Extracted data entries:
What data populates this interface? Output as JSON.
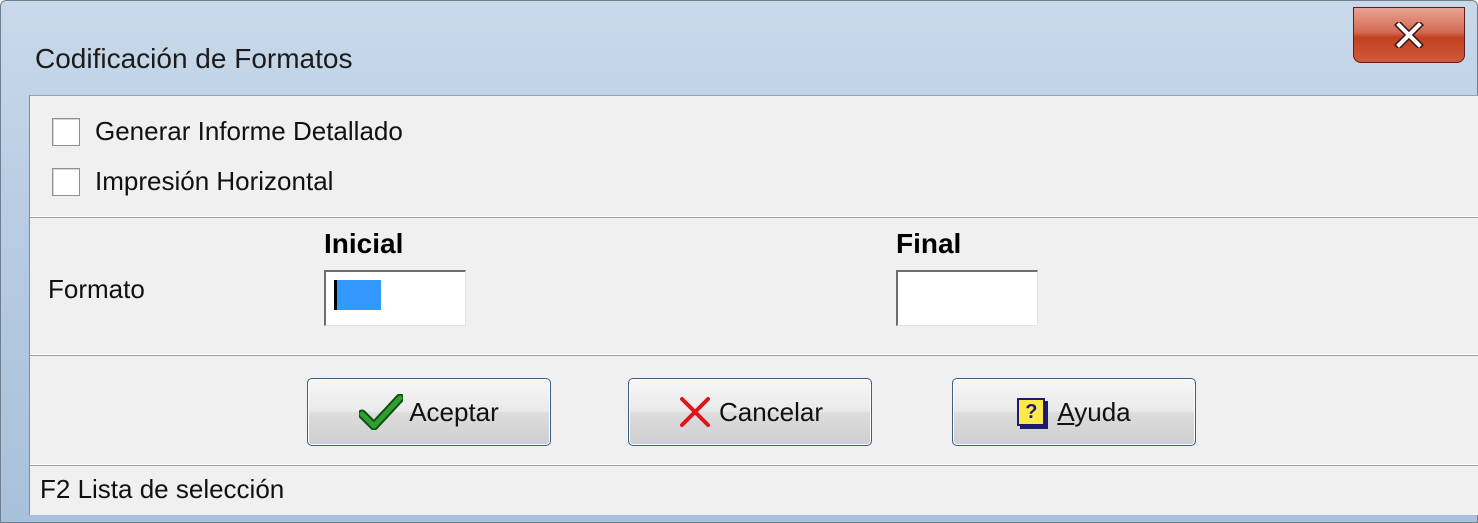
{
  "window": {
    "title": "Codificación de Formatos",
    "close_icon": "close-icon"
  },
  "options": {
    "detailed_report": {
      "label": "Generar Informe Detallado",
      "checked": false
    },
    "horizontal_print": {
      "label": "Impresión Horizontal",
      "checked": false
    }
  },
  "format": {
    "row_label": "Formato",
    "initial_header": "Inicial",
    "final_header": "Final",
    "initial_value": "",
    "final_value": ""
  },
  "buttons": {
    "accept": {
      "label": "Aceptar",
      "icon": "checkmark-icon"
    },
    "cancel": {
      "label": "Cancelar",
      "icon": "x-mark-icon"
    },
    "help": {
      "label": "Ayuda",
      "icon": "help-icon",
      "icon_glyph": "?"
    }
  },
  "status": {
    "text": "F2 Lista de selección"
  },
  "colors": {
    "selection": "#3399ff",
    "accept_icon": "#1f8a1f",
    "cancel_icon": "#e0141c",
    "help_icon_bg": "#ffe94a"
  }
}
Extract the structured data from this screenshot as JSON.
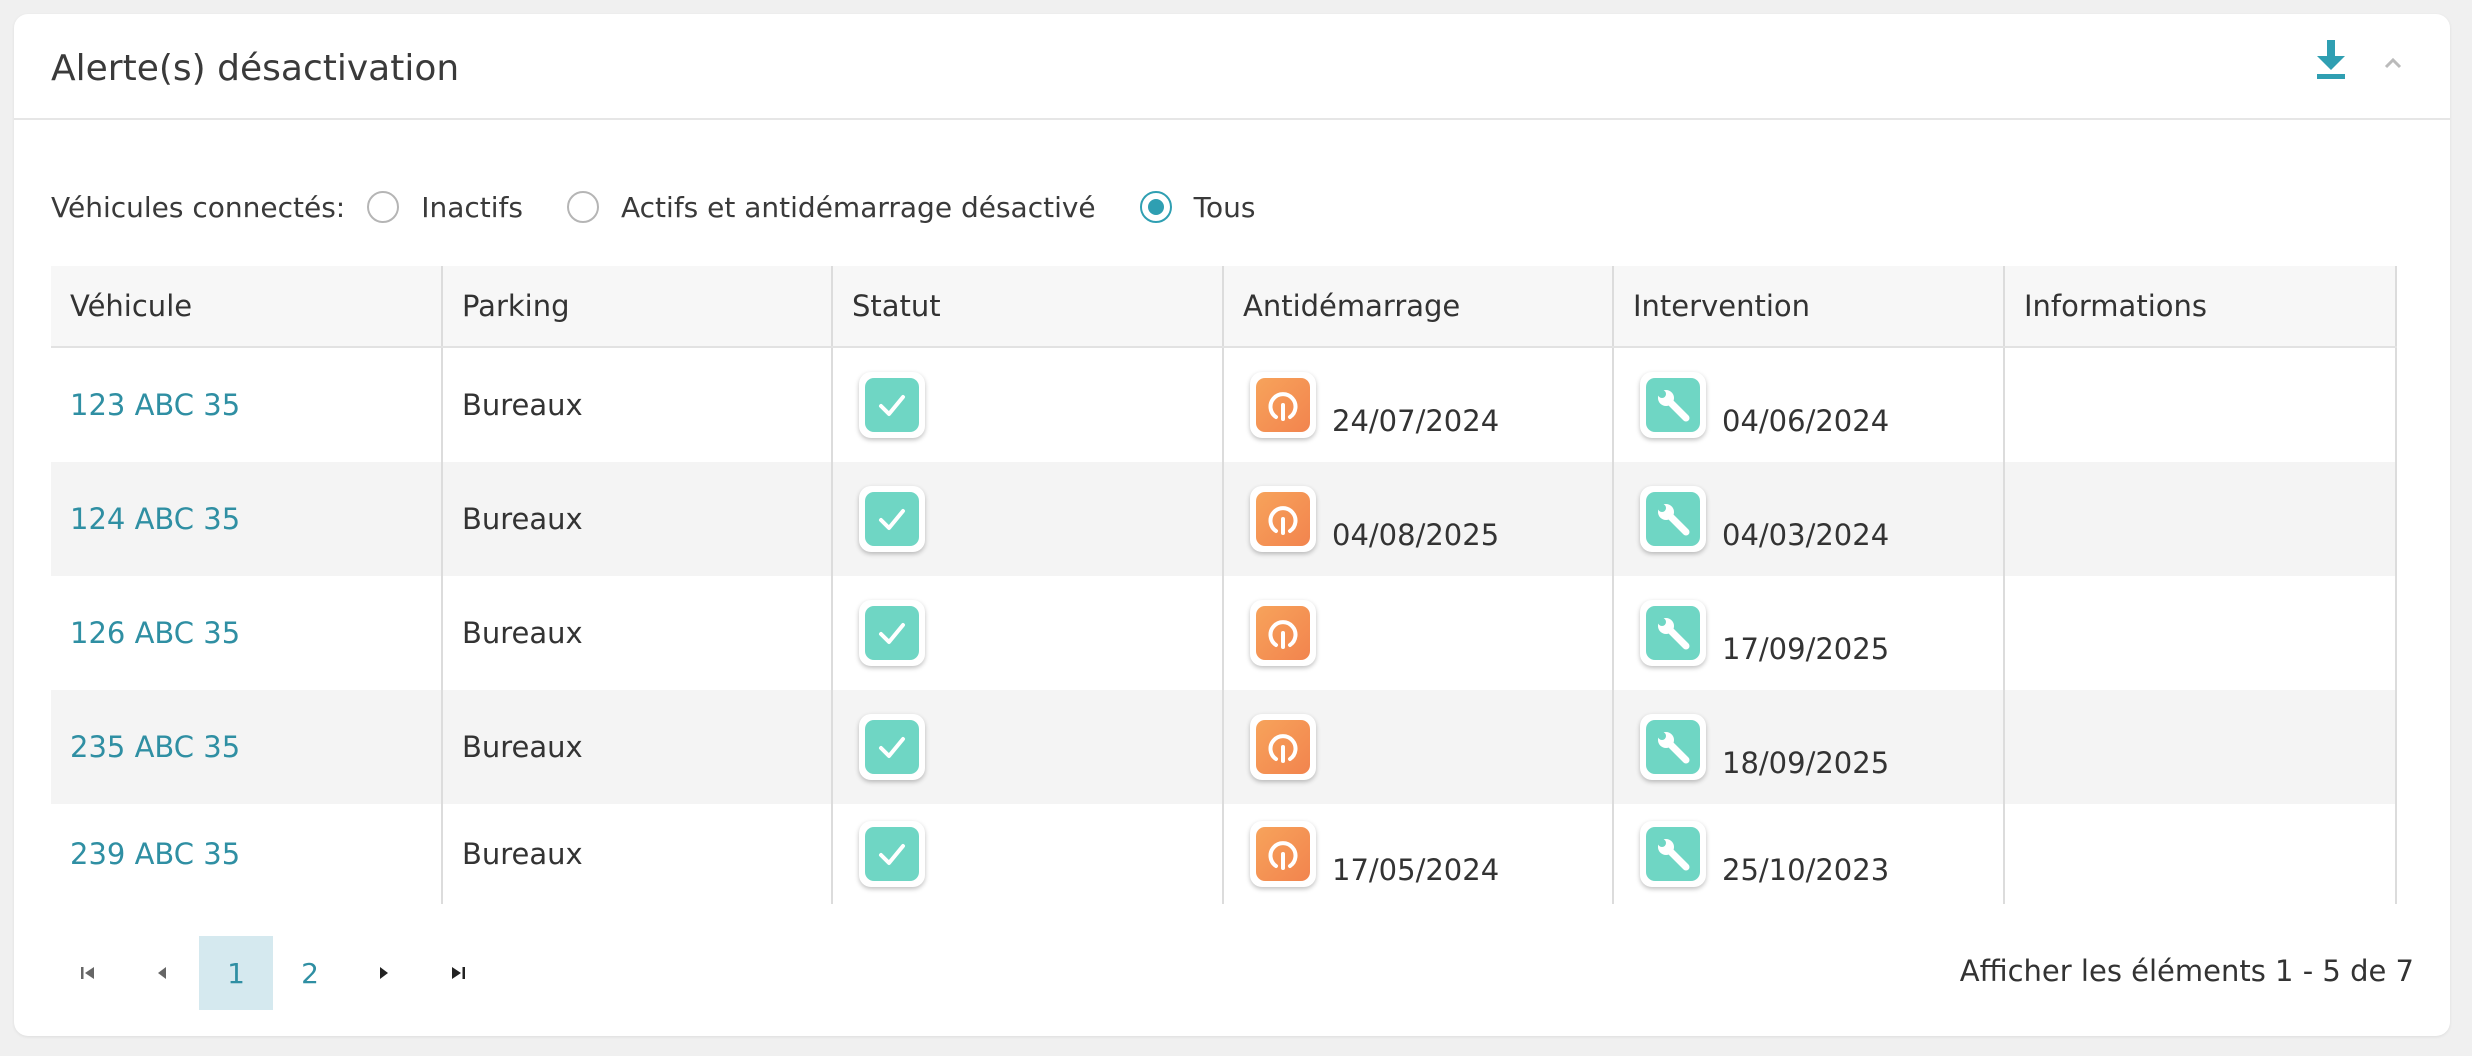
{
  "header": {
    "title": "Alerte(s) désactivation"
  },
  "filter": {
    "label": "Véhicules connectés:",
    "options": [
      {
        "label": "Inactifs",
        "checked": false
      },
      {
        "label": "Actifs et antidémarrage désactivé",
        "checked": false
      },
      {
        "label": "Tous",
        "checked": true
      }
    ]
  },
  "table": {
    "columns": [
      "Véhicule",
      "Parking",
      "Statut",
      "Antidémarrage",
      "Intervention",
      "Informations"
    ],
    "rows": [
      {
        "vehicle": "123 ABC 35",
        "parking": "Bureaux",
        "antistart_date": "24/07/2024",
        "intervention_date": "04/06/2024",
        "info": ""
      },
      {
        "vehicle": "124 ABC 35",
        "parking": "Bureaux",
        "antistart_date": "04/08/2025",
        "intervention_date": "04/03/2024",
        "info": ""
      },
      {
        "vehicle": "126 ABC 35",
        "parking": "Bureaux",
        "antistart_date": "",
        "intervention_date": "17/09/2025",
        "info": ""
      },
      {
        "vehicle": "235 ABC 35",
        "parking": "Bureaux",
        "antistart_date": "",
        "intervention_date": "18/09/2025",
        "info": ""
      },
      {
        "vehicle": "239 ABC 35",
        "parking": "Bureaux",
        "antistart_date": "17/05/2024",
        "intervention_date": "25/10/2023",
        "info": ""
      }
    ]
  },
  "pagination": {
    "pages": [
      "1",
      "2"
    ],
    "current": "1",
    "info": "Afficher les éléments 1 - 5 de 7"
  },
  "icons": {
    "download": "download-icon",
    "collapse": "chevron-up-icon",
    "status": "check-icon",
    "antistart": "power-icon",
    "intervention": "wrench-icon",
    "first": "first-page-icon",
    "prev": "prev-page-icon",
    "next": "next-page-icon",
    "last": "last-page-icon"
  },
  "colors": {
    "accent": "#2f9fb2",
    "link": "#2f8fa3",
    "teal": "#6fd6c4",
    "orange": "#f2844e"
  }
}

**PROBLEM DETAILS:**
Transcribe all entries above exactly. Drop the pictures.

**THE OUTPUT:**
What data populates this interface? Output as JSON.
{
  "window": {
    "title": "Codificación de Formatos",
    "close_icon": "close-icon"
  },
  "options": {
    "detailed_report": {
      "label": "Generar Informe Detallado",
      "checked": false
    },
    "horizontal_print": {
      "label": "Impresión Horizontal",
      "checked": false
    }
  },
  "format": {
    "row_label": "Formato",
    "initial_header": "Inicial",
    "final_header": "Final",
    "initial_value": "",
    "final_value": ""
  },
  "buttons": {
    "accept": {
      "label": "Aceptar",
      "icon": "checkmark-icon"
    },
    "cancel": {
      "label": "Cancelar",
      "icon": "x-mark-icon"
    },
    "help": {
      "label": "Ayuda",
      "icon": "help-icon",
      "icon_glyph": "?"
    }
  },
  "status": {
    "text": "F2 Lista de selección"
  },
  "colors": {
    "selection": "#3399ff",
    "accept_icon": "#1f8a1f",
    "cancel_icon": "#e0141c",
    "help_icon_bg": "#ffe94a"
  }
}
Extract the structured data from this screenshot as JSON.
{
  "header": {
    "title": "Alerte(s) désactivation"
  },
  "filter": {
    "label": "Véhicules connectés:",
    "options": [
      {
        "label": "Inactifs",
        "checked": false
      },
      {
        "label": "Actifs et antidémarrage désactivé",
        "checked": false
      },
      {
        "label": "Tous",
        "checked": true
      }
    ]
  },
  "table": {
    "columns": [
      "Véhicule",
      "Parking",
      "Statut",
      "Antidémarrage",
      "Intervention",
      "Informations"
    ],
    "rows": [
      {
        "vehicle": "123 ABC 35",
        "parking": "Bureaux",
        "antistart_date": "24/07/2024",
        "intervention_date": "04/06/2024",
        "info": ""
      },
      {
        "vehicle": "124 ABC 35",
        "parking": "Bureaux",
        "antistart_date": "04/08/2025",
        "intervention_date": "04/03/2024",
        "info": ""
      },
      {
        "vehicle": "126 ABC 35",
        "parking": "Bureaux",
        "antistart_date": "",
        "intervention_date": "17/09/2025",
        "info": ""
      },
      {
        "vehicle": "235 ABC 35",
        "parking": "Bureaux",
        "antistart_date": "",
        "intervention_date": "18/09/2025",
        "info": ""
      },
      {
        "vehicle": "239 ABC 35",
        "parking": "Bureaux",
        "antistart_date": "17/05/2024",
        "intervention_date": "25/10/2023",
        "info": ""
      }
    ]
  },
  "pagination": {
    "pages": [
      "1",
      "2"
    ],
    "current": "1",
    "info": "Afficher les éléments 1 - 5 de 7"
  },
  "icons": {
    "download": "download-icon",
    "collapse": "chevron-up-icon",
    "status": "check-icon",
    "antistart": "power-icon",
    "intervention": "wrench-icon",
    "first": "first-page-icon",
    "prev": "prev-page-icon",
    "next": "next-page-icon",
    "last": "last-page-icon"
  },
  "colors": {
    "accent": "#2f9fb2",
    "link": "#2f8fa3",
    "teal": "#6fd6c4",
    "orange": "#f2844e"
  }
}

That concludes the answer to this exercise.